Set exercise –
Nothing but the lines from the one with "What text is on this page?" to the final line should be returned, each exactly as it appears.

(begin)

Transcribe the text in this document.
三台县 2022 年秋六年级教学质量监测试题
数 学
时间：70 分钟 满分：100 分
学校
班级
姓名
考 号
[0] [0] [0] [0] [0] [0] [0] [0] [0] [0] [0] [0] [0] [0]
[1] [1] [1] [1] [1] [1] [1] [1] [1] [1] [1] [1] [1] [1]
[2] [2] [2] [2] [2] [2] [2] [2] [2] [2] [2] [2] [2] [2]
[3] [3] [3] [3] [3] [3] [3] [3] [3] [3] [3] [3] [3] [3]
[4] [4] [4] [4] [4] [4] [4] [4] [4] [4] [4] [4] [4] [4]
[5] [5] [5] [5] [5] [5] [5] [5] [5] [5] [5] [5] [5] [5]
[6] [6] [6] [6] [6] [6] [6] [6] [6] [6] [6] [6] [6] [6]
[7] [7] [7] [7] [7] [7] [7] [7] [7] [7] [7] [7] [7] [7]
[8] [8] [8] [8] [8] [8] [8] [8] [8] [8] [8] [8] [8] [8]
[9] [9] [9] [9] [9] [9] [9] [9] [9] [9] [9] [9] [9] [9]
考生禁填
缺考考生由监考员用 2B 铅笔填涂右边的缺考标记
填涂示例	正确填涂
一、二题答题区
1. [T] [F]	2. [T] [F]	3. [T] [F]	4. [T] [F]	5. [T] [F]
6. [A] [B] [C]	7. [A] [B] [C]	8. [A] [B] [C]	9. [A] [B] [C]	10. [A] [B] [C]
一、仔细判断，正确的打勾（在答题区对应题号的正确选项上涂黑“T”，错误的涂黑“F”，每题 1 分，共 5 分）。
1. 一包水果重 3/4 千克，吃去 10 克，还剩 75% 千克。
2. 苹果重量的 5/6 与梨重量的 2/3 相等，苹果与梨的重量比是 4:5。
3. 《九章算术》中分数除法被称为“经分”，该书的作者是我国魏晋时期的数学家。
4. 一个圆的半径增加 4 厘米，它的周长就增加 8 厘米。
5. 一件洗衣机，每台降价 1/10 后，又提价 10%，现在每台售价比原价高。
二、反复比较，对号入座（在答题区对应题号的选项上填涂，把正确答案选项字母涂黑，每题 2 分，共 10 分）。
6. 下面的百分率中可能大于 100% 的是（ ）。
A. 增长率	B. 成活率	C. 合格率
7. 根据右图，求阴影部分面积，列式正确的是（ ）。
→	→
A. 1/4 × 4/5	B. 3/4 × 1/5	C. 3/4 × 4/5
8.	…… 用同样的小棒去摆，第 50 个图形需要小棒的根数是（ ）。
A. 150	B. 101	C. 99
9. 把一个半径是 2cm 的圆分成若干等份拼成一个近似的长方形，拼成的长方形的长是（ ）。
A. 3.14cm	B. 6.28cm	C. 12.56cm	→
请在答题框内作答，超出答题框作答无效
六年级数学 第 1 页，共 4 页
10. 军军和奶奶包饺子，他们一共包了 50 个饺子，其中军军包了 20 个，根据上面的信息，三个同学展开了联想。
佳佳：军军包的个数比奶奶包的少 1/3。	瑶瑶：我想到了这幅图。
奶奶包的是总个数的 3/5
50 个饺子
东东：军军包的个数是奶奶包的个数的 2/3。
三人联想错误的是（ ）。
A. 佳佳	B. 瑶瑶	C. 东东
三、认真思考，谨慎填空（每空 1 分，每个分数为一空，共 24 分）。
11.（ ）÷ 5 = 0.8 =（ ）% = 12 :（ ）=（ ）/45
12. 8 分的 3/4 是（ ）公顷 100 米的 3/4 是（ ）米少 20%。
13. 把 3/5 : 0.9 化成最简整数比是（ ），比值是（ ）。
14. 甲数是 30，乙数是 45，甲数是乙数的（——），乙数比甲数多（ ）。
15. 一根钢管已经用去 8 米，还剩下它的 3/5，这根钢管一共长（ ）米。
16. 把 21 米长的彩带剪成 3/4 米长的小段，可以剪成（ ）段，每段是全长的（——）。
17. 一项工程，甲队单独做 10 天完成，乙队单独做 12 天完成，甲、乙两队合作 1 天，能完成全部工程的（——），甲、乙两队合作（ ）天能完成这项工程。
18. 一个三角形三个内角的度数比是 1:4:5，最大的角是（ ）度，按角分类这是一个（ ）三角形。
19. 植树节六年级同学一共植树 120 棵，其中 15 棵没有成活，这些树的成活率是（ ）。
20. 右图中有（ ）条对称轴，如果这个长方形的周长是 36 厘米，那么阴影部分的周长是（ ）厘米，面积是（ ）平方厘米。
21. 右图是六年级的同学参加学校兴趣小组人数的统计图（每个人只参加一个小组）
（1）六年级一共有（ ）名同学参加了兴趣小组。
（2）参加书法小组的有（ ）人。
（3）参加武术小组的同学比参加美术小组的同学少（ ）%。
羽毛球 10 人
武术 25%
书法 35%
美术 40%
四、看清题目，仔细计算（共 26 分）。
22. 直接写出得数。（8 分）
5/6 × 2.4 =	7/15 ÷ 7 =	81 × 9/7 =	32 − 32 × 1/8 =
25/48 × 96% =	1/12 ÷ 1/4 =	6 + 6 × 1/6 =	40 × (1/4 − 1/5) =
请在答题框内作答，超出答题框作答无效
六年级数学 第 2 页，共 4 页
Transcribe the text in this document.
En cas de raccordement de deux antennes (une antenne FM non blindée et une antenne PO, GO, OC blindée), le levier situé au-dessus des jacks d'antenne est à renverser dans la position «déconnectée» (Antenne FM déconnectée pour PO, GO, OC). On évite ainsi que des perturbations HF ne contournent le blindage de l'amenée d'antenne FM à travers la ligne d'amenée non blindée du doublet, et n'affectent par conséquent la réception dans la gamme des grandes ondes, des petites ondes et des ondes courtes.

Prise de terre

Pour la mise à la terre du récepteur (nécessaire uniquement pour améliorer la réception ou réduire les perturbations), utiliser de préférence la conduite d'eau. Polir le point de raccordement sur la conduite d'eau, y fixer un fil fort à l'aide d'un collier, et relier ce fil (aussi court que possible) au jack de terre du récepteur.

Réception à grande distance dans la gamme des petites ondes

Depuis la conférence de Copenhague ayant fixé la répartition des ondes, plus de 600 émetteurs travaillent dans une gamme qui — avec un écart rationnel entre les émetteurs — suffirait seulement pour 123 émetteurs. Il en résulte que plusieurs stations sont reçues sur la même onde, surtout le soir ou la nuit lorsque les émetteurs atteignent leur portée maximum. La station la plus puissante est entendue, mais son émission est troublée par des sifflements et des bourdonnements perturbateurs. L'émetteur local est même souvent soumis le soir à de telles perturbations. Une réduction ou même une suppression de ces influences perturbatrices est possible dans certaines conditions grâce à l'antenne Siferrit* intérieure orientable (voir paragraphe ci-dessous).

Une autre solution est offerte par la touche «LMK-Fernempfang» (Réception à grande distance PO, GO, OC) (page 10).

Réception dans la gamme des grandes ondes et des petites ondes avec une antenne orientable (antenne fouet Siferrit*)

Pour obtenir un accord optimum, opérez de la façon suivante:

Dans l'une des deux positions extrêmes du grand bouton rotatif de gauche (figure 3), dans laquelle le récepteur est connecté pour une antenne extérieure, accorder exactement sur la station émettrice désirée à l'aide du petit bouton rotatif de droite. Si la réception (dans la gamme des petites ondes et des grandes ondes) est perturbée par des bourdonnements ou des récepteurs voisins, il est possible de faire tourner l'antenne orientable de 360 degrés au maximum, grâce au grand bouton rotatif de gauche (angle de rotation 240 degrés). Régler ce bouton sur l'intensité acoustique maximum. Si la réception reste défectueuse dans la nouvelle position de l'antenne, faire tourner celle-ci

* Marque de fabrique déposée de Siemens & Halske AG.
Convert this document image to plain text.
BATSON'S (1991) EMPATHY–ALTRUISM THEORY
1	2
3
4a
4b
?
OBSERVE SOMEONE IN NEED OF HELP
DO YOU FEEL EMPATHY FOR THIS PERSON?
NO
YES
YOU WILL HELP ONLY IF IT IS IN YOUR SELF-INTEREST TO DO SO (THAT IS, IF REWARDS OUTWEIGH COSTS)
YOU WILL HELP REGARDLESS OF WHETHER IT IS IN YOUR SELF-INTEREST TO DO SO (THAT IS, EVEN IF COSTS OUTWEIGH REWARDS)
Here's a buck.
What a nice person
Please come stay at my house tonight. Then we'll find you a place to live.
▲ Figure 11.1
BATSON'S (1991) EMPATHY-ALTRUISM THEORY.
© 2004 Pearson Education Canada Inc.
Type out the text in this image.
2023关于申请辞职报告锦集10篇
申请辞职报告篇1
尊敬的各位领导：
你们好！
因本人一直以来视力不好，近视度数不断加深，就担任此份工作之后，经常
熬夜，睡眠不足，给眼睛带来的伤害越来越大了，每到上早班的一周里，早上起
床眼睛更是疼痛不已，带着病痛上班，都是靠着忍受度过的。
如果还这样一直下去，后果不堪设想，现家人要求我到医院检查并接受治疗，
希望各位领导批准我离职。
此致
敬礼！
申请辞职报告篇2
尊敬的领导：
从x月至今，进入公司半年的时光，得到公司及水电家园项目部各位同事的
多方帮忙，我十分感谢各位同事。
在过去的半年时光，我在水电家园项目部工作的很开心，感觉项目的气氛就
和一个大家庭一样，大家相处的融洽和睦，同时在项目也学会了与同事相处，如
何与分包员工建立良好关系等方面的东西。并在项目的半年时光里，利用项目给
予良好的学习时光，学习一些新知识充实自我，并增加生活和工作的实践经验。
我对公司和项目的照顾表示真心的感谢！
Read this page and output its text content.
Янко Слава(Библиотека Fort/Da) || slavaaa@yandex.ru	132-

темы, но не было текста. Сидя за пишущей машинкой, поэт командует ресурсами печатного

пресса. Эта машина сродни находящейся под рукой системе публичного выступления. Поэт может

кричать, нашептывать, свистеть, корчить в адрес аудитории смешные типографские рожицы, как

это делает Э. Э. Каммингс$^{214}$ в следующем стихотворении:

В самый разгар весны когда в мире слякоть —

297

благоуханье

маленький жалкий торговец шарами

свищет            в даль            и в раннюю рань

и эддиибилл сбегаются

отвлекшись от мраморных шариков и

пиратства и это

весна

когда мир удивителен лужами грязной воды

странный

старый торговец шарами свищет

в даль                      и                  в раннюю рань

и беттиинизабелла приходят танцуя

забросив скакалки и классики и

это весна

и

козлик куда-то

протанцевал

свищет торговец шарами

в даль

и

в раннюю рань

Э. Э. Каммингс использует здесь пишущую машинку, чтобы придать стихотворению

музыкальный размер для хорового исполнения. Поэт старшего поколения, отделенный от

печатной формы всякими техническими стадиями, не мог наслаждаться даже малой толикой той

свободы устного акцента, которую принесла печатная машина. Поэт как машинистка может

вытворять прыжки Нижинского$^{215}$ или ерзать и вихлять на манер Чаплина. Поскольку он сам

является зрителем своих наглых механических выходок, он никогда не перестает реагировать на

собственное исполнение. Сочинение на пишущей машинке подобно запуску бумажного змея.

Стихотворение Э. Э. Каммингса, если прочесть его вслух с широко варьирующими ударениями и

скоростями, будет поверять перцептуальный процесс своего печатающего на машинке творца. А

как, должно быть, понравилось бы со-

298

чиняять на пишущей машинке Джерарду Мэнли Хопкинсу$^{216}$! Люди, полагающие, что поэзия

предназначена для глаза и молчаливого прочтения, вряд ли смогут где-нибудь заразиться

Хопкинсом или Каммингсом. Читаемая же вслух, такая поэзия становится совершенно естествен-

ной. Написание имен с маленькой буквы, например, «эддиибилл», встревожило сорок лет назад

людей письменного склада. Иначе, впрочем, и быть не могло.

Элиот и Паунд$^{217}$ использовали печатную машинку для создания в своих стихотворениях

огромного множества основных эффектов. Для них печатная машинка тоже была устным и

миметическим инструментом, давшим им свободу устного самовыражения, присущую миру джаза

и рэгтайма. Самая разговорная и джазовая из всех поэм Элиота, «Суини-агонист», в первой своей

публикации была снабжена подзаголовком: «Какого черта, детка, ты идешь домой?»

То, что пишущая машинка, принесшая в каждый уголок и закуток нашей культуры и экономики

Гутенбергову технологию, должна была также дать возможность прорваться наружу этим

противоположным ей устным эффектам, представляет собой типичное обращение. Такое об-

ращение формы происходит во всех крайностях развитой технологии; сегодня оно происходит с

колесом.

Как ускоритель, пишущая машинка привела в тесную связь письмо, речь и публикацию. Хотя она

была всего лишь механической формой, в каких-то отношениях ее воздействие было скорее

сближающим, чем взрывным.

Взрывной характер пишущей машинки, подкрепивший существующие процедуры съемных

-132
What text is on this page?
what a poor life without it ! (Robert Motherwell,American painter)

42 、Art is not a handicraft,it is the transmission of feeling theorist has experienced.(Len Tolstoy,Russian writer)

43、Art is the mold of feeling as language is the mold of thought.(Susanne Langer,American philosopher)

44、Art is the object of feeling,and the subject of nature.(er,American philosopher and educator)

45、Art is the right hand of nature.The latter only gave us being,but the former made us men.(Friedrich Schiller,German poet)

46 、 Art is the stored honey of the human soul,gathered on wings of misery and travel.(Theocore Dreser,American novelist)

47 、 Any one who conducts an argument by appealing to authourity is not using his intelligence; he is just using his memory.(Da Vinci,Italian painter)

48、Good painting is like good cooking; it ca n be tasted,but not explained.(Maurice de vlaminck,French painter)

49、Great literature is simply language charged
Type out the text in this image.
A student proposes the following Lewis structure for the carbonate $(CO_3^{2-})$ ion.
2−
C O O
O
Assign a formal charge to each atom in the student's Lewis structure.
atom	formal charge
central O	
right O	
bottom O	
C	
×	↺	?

(end)

Solution below –
What text is on this page?
what a poor life without it ! (Robert Motherwell,American painter)

42 、Art is not a handicraft,it is the transmission of feeling theorist has experienced.(Len Tolstoy,Russian writer)

43、Art is the mold of feeling as language is the mold of thought.(Susanne Langer,American philosopher)

44、Art is the object of feeling,and the subject of nature.(er,American philosopher and educator)

45、Art is the right hand of nature.The latter only gave us being,but the former made us men.(Friedrich Schiller,German poet)

46 、 Art is the stored honey of the human soul,gathered on wings of misery and travel.(Theocore Dreser,American novelist)

47 、 Any one who conducts an argument by appealing to authourity is not using his intelligence; he is just using his memory.(Da Vinci,Italian painter)

48、Good painting is like good cooking; it ca n be tasted,but not explained.(Maurice de vlaminck,French painter)

49、Great literature is simply language charged
Type out the text in this image.
A student proposes the following Lewis structure for the carbonate $(CO_3^{2-})$ ion.
2−
C O O
O
Assign a formal charge to each atom in the student's Lewis structure.
atom	formal charge
central O	
right O	
bottom O	
C	
×	↺	?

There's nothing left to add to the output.